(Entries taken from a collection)
====
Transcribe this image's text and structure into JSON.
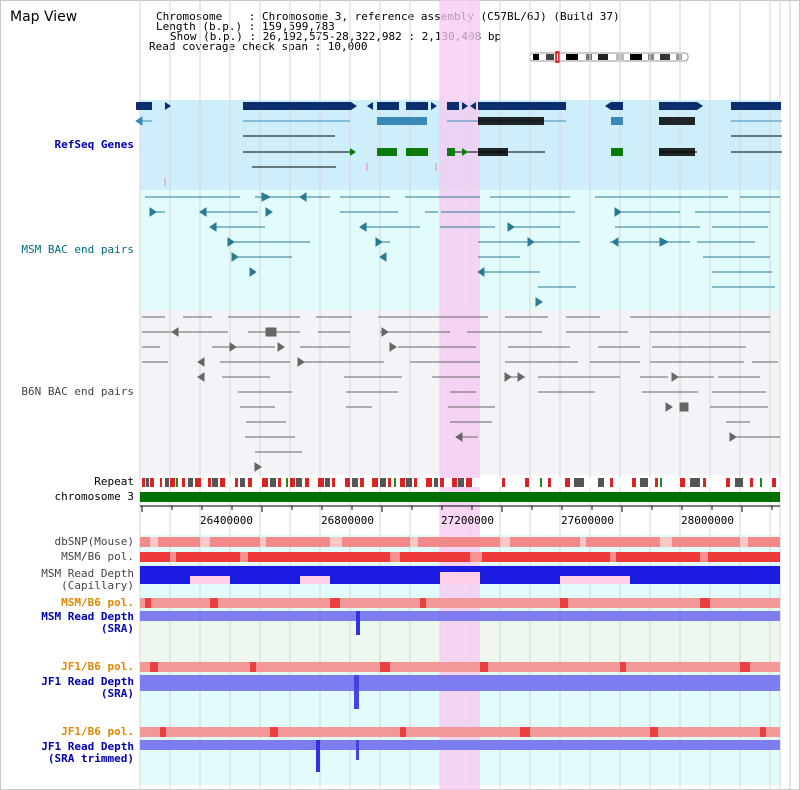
{
  "page_title": "Map View",
  "header": {
    "chromosome": "Chromosome    : Chromosome 3, reference assembly (C57BL/6J) (Build 37)",
    "length": "Length (b.p.) : 159,599,783",
    "show": "Show (b.p.) : 26,192,575-28,322,982 : 2,130,408 bp",
    "coverage": "Read coverage check span : 10,000"
  },
  "tracks": {
    "refseq": "RefSeq Genes",
    "msm_bac": "MSM BAC end pairs",
    "b6n_bac": "B6N BAC end pairs",
    "repeat": "Repeat",
    "chromosome": "chromosome 3",
    "dbsnp": "dbSNP(Mouse)",
    "msm_b6_pol": "MSM/B6 pol.",
    "msm_depth_cap_1": "MSM Read Depth",
    "msm_depth_cap_2": "(Capillary)",
    "msm_b6_pol_2": "MSM/B6 pol.",
    "msm_depth_sra_1": "MSM Read Depth",
    "msm_depth_sra_2": "(SRA)",
    "jf1_b6_pol": "JF1/B6 pol.",
    "jf1_depth_sra_1": "JF1 Read Depth",
    "jf1_depth_sra_2": "(SRA)",
    "jf1_b6_pol_2": "JF1/B6 pol.",
    "jf1_depth_trim_1": "JF1 Read Depth",
    "jf1_depth_trim_2": "(SRA trimmed)"
  },
  "axis": {
    "ticks": [
      "26400000",
      "26800000",
      "27200000",
      "27600000",
      "28000000"
    ]
  },
  "colors": {
    "refseq_bg": "#cdeefa",
    "msm_bg": "#e2fbfb",
    "b6n_bg": "#f4f4f8",
    "highlight": "#f6c8f0",
    "gene_navy": "#0a2e6e",
    "gene_green": "#0a7a0a",
    "chrom_green": "#007000",
    "read_blue": "#1a1ae0",
    "read_periwinkle": "#7d7df0"
  }
}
====
Exercise aim: Among the lines above, find those with the word "pairs". Copy them.

Result of the task:
    "msm_bac": "MSM BAC end pairs",
    "b6n_bac": "B6N BAC end pairs",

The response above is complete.